Pictures in the data below are not part of the copy; transcribe everything else exactly.

-- Start DATA IN THIS EXERCISE --

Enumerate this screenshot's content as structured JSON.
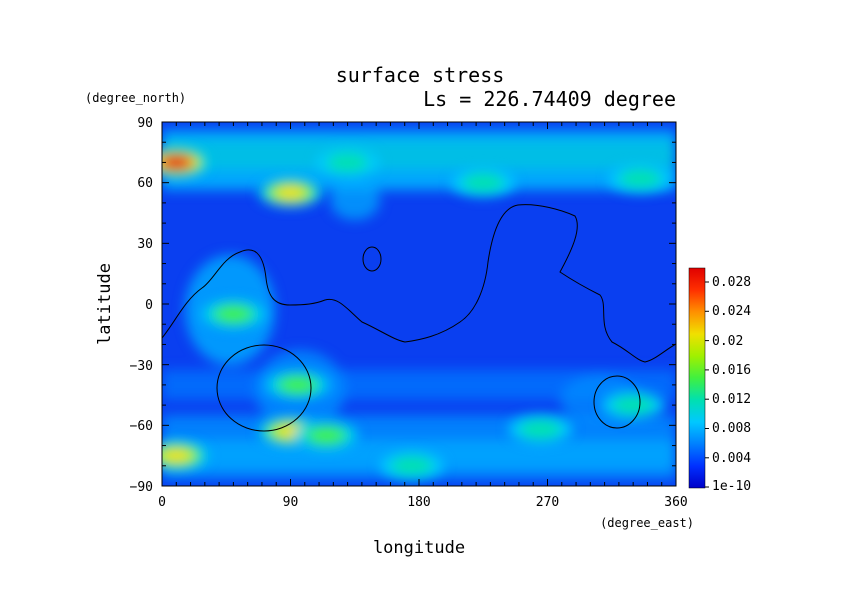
{
  "chart_data": {
    "type": "heatmap",
    "title": "surface stress",
    "subtitle": "Ls = 226.74409 degree",
    "xlabel": "longitude",
    "ylabel": "latitude",
    "x_units": "(degree_east)",
    "y_units": "(degree_north)",
    "xlim": [
      0,
      360
    ],
    "ylim": [
      -90,
      90
    ],
    "xticks": [
      "0",
      "90",
      "180",
      "270",
      "360"
    ],
    "yticks": [
      "90",
      "60",
      "30",
      "0",
      "−30",
      "−60",
      "−90"
    ],
    "colorbar": {
      "range": [
        0,
        0.03
      ],
      "labels": [
        "0.028",
        "0.024",
        "0.02",
        "0.016",
        "0.012",
        "0.008",
        "0.004",
        "1e-10"
      ]
    },
    "hotspots": [
      {
        "lon": 10,
        "lat": 70,
        "value": 0.03
      },
      {
        "lon": 90,
        "lat": 55,
        "value": 0.022
      },
      {
        "lon": 130,
        "lat": 70,
        "value": 0.013
      },
      {
        "lon": 225,
        "lat": 60,
        "value": 0.012
      },
      {
        "lon": 335,
        "lat": 62,
        "value": 0.013
      },
      {
        "lon": 50,
        "lat": -5,
        "value": 0.014
      },
      {
        "lon": 95,
        "lat": -40,
        "value": 0.014
      },
      {
        "lon": 90,
        "lat": -63,
        "value": 0.02
      },
      {
        "lon": 115,
        "lat": -65,
        "value": 0.016
      },
      {
        "lon": 175,
        "lat": -80,
        "value": 0.013
      },
      {
        "lon": 10,
        "lat": -75,
        "value": 0.02
      },
      {
        "lon": 265,
        "lat": -62,
        "value": 0.013
      },
      {
        "lon": 330,
        "lat": -50,
        "value": 0.012
      }
    ]
  },
  "colors": {
    "background": "#ffffff",
    "colormap": [
      "#0000c8",
      "#0030ff",
      "#0080ff",
      "#00c8ff",
      "#00e0b0",
      "#40f040",
      "#a0f000",
      "#f0e000",
      "#ff9000",
      "#ff3000",
      "#e00000"
    ]
  }
}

-- End DATA IN THIS EXERCISE --

--- TASK OUTPUT ---
Enumerate this screenshot's content as structured JSON.
{
  "chart_data": {
    "type": "heatmap",
    "title": "surface stress",
    "subtitle": "Ls = 226.74409 degree",
    "xlabel": "longitude",
    "ylabel": "latitude",
    "x_units": "(degree_east)",
    "y_units": "(degree_north)",
    "xlim": [
      0,
      360
    ],
    "ylim": [
      -90,
      90
    ],
    "xticks": [
      "0",
      "90",
      "180",
      "270",
      "360"
    ],
    "yticks": [
      "90",
      "60",
      "30",
      "0",
      "−30",
      "−60",
      "−90"
    ],
    "colorbar": {
      "range": [
        0,
        0.03
      ],
      "labels": [
        "0.028",
        "0.024",
        "0.02",
        "0.016",
        "0.012",
        "0.008",
        "0.004",
        "1e-10"
      ]
    },
    "hotspots": [
      {
        "lon": 10,
        "lat": 70,
        "value": 0.03
      },
      {
        "lon": 90,
        "lat": 55,
        "value": 0.022
      },
      {
        "lon": 130,
        "lat": 70,
        "value": 0.013
      },
      {
        "lon": 225,
        "lat": 60,
        "value": 0.012
      },
      {
        "lon": 335,
        "lat": 62,
        "value": 0.013
      },
      {
        "lon": 50,
        "lat": -5,
        "value": 0.014
      },
      {
        "lon": 95,
        "lat": -40,
        "value": 0.014
      },
      {
        "lon": 90,
        "lat": -63,
        "value": 0.02
      },
      {
        "lon": 115,
        "lat": -65,
        "value": 0.016
      },
      {
        "lon": 175,
        "lat": -80,
        "value": 0.013
      },
      {
        "lon": 10,
        "lat": -75,
        "value": 0.02
      },
      {
        "lon": 265,
        "lat": -62,
        "value": 0.013
      },
      {
        "lon": 330,
        "lat": -50,
        "value": 0.012
      }
    ]
  },
  "colors": {
    "background": "#ffffff",
    "colormap": [
      "#0000c8",
      "#0030ff",
      "#0080ff",
      "#00c8ff",
      "#00e0b0",
      "#40f040",
      "#a0f000",
      "#f0e000",
      "#ff9000",
      "#ff3000",
      "#e00000"
    ]
  }
}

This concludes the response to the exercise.